• _Request_: In the material below, the lines containing the word "grid" are required; copy each of them.

• _Task data_:
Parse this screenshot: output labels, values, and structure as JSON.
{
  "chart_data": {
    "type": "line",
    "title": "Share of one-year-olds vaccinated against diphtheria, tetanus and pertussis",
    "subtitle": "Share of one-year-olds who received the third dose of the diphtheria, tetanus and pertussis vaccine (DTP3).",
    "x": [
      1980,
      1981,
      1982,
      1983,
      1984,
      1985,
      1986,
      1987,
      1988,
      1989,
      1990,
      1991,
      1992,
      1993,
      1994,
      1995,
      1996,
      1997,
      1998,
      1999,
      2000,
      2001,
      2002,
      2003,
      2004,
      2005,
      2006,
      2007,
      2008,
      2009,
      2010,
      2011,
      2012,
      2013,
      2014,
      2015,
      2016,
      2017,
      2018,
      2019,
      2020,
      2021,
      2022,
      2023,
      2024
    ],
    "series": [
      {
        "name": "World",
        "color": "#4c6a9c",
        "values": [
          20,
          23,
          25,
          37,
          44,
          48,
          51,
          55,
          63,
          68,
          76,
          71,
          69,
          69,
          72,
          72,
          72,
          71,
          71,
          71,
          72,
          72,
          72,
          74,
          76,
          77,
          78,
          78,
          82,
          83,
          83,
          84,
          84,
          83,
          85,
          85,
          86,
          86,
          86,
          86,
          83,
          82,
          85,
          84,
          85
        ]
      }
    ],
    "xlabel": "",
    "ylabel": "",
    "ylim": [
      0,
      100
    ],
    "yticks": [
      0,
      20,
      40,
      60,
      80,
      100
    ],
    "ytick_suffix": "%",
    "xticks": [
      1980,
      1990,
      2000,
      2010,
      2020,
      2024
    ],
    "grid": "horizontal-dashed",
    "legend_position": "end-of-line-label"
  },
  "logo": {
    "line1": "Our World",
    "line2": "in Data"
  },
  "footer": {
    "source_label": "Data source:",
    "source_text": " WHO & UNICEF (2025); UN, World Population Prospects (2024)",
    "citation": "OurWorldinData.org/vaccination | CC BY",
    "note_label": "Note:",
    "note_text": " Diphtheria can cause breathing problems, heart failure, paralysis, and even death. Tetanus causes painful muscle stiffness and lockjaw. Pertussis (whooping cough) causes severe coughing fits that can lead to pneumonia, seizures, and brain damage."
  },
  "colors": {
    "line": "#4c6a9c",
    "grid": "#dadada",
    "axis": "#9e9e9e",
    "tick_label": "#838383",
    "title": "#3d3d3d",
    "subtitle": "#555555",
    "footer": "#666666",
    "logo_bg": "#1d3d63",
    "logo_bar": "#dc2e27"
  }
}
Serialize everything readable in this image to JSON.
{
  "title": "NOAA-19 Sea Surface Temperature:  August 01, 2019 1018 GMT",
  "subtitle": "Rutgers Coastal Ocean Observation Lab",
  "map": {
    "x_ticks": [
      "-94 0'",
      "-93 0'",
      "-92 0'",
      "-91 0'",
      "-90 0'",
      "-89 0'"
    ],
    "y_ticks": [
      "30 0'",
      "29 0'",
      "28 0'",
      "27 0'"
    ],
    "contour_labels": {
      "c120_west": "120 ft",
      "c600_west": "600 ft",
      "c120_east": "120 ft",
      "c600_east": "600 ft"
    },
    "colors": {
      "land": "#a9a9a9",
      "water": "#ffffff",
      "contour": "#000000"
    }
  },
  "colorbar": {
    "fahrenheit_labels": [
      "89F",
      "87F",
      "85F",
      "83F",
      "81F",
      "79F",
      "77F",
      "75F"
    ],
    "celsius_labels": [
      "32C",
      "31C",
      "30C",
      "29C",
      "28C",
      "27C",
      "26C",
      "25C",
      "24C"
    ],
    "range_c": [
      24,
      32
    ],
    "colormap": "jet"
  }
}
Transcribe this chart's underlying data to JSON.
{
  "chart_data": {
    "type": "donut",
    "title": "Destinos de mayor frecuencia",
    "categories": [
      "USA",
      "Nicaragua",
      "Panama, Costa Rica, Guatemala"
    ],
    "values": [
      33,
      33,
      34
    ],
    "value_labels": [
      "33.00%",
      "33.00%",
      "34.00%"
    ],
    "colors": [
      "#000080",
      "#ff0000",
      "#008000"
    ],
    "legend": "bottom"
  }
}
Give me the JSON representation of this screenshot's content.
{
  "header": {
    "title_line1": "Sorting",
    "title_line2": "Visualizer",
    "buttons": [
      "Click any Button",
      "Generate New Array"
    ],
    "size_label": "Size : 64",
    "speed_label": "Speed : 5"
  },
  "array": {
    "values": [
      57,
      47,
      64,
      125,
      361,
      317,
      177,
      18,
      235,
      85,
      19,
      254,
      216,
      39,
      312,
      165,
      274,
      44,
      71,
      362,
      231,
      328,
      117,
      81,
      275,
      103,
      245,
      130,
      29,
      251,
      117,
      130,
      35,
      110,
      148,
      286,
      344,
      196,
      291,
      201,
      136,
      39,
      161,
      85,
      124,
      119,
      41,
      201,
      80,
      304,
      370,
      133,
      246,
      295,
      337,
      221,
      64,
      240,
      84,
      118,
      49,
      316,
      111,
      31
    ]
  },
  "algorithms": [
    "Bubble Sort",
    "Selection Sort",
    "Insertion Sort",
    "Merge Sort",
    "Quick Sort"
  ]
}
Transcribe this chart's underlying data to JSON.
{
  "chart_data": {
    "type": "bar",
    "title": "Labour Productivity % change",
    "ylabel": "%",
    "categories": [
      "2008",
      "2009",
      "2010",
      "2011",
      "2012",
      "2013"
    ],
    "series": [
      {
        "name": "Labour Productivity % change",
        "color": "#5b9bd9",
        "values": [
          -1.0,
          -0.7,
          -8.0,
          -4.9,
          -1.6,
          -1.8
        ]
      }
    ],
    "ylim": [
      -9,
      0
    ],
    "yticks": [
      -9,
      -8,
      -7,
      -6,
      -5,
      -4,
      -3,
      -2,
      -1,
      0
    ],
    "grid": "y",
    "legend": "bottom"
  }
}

• _Expected answer_:
    "grid": "horizontal-dashed",
    "grid": "#dadada",
    "grid": "y",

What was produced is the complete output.